**EXERCISE BRIEF**. Look for "Logging" in the listing below. Gather each line that contains it.

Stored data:
-=-=-=-=-

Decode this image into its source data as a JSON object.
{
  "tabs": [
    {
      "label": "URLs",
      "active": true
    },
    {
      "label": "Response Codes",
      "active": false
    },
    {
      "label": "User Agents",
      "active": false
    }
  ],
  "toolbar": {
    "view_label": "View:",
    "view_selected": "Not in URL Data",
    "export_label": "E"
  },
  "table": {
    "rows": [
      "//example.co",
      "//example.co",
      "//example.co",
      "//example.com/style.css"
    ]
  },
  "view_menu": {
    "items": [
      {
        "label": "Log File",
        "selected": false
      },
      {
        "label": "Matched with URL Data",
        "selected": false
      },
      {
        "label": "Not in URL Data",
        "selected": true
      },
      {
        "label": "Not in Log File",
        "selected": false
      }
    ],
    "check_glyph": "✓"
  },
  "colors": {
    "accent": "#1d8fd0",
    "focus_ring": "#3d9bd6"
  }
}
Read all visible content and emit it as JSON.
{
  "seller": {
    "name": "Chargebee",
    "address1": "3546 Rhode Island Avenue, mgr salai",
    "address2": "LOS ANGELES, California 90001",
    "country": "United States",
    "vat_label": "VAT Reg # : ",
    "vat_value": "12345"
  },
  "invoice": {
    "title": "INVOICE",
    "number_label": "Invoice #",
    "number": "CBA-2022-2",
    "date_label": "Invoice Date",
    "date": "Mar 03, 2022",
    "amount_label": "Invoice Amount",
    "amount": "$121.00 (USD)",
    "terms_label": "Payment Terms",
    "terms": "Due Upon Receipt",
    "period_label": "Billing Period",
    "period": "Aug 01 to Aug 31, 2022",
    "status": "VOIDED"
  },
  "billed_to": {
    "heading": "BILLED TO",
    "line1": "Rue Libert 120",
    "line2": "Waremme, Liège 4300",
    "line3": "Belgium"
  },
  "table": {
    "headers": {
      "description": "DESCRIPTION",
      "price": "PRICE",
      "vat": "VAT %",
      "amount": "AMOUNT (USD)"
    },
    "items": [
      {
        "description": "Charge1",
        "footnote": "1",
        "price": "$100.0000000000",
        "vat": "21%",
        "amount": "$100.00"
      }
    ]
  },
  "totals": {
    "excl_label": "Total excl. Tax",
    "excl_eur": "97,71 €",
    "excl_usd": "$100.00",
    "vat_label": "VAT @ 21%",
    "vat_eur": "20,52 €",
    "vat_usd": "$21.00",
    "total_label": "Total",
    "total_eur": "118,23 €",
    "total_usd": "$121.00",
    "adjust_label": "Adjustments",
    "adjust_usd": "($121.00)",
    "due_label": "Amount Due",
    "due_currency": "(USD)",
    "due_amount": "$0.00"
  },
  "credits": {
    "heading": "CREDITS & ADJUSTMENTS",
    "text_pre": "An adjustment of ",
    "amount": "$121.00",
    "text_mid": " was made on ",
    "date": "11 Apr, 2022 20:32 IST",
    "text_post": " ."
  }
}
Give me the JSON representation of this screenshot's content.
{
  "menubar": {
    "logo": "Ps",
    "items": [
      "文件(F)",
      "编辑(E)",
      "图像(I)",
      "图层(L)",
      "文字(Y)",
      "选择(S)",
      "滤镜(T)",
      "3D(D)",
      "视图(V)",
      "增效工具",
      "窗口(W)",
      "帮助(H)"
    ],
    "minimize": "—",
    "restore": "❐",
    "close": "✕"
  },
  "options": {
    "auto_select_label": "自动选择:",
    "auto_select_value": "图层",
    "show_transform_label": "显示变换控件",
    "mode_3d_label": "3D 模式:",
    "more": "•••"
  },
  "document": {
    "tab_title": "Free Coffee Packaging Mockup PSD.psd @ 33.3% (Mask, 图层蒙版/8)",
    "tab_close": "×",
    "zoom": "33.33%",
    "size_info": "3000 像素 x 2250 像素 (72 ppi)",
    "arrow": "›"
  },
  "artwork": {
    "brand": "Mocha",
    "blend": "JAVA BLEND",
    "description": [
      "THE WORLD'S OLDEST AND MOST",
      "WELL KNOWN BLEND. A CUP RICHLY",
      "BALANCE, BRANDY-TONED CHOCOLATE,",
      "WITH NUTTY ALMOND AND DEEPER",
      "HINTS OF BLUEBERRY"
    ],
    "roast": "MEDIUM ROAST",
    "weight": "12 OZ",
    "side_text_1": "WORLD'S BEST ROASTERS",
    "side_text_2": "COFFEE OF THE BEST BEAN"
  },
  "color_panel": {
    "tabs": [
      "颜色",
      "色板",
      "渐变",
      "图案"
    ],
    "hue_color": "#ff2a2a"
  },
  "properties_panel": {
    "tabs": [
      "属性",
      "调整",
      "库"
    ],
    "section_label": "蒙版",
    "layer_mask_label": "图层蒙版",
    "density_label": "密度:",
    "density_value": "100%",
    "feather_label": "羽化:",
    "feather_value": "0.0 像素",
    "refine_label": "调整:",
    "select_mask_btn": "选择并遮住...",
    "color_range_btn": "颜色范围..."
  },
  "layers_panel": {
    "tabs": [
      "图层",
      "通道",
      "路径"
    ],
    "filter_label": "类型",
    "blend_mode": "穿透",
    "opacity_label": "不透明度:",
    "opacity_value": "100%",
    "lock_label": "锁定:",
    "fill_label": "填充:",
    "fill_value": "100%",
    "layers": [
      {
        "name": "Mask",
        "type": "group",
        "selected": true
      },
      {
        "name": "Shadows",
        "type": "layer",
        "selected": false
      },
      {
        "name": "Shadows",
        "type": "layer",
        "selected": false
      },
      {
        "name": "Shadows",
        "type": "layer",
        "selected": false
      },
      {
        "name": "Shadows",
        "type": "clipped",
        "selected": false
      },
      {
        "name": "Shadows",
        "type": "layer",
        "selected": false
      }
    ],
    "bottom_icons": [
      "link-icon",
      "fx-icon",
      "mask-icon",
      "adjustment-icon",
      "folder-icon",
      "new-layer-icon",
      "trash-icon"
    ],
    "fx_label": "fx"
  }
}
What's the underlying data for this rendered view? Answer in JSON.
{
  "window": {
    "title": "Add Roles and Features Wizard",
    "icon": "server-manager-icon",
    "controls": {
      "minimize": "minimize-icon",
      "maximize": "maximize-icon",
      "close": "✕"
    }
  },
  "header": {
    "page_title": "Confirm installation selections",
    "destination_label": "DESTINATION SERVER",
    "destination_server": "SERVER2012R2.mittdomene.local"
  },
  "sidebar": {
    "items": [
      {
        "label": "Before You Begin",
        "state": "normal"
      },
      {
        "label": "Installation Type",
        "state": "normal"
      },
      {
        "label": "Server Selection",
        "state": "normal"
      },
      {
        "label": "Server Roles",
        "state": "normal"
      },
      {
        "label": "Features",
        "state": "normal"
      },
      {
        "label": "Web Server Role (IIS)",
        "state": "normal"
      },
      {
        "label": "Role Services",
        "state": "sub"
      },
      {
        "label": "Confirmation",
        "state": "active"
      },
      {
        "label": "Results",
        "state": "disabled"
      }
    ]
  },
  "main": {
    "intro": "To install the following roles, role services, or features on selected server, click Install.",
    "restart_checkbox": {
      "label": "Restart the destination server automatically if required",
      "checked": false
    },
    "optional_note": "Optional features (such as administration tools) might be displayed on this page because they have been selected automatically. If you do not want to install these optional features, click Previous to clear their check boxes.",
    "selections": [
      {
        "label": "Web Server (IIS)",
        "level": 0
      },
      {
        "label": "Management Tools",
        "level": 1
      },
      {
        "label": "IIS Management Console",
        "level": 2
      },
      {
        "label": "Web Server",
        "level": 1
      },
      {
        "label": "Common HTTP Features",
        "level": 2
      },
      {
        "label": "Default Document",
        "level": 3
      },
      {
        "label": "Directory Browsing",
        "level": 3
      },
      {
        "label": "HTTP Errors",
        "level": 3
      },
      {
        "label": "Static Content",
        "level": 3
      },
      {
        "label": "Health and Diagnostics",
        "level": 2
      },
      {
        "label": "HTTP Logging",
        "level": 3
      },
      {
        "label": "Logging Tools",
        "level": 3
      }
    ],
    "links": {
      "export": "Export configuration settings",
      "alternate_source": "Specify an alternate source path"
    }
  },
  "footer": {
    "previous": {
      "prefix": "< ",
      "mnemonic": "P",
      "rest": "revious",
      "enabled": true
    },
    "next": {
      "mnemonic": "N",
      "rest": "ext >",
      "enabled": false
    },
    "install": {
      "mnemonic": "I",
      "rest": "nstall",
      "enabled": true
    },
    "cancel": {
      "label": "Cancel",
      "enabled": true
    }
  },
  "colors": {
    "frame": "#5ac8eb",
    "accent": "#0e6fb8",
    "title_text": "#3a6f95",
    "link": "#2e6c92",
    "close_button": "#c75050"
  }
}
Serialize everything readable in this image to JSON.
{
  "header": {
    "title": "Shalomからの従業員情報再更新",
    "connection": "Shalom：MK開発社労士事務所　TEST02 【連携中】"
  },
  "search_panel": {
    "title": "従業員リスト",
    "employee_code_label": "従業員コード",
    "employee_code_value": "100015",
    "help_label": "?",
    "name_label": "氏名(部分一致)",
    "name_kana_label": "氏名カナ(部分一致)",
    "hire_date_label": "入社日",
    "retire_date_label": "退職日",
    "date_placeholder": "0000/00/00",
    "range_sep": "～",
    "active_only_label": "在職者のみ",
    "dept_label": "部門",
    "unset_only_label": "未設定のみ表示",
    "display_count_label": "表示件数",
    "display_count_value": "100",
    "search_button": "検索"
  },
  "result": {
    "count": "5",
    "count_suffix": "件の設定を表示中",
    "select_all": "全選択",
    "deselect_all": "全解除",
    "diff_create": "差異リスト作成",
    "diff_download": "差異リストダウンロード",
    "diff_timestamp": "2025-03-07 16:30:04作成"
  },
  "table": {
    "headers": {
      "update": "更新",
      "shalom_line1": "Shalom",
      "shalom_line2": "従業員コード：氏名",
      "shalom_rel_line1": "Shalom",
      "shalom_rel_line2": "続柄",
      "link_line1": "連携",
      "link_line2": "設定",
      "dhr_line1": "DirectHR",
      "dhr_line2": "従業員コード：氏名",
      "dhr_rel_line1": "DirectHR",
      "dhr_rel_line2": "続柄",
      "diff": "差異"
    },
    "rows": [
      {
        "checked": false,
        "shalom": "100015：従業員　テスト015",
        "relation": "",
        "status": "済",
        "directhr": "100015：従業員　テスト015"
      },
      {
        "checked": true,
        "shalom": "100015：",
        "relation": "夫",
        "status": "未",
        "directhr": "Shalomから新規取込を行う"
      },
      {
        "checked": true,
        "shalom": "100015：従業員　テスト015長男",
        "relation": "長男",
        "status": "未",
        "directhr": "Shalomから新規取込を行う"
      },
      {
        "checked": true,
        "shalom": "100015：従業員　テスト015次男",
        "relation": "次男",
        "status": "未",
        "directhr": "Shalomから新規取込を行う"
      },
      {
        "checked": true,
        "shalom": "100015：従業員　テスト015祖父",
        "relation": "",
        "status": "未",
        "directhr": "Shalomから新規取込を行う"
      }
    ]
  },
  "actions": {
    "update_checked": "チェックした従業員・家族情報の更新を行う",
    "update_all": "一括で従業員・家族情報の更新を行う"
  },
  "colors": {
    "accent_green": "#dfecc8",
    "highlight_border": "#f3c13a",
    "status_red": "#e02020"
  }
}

-=-=-=-=-

**SOLUTION BELOW**.
        "label": "HTTP Logging",
        "label": "Logging Tools",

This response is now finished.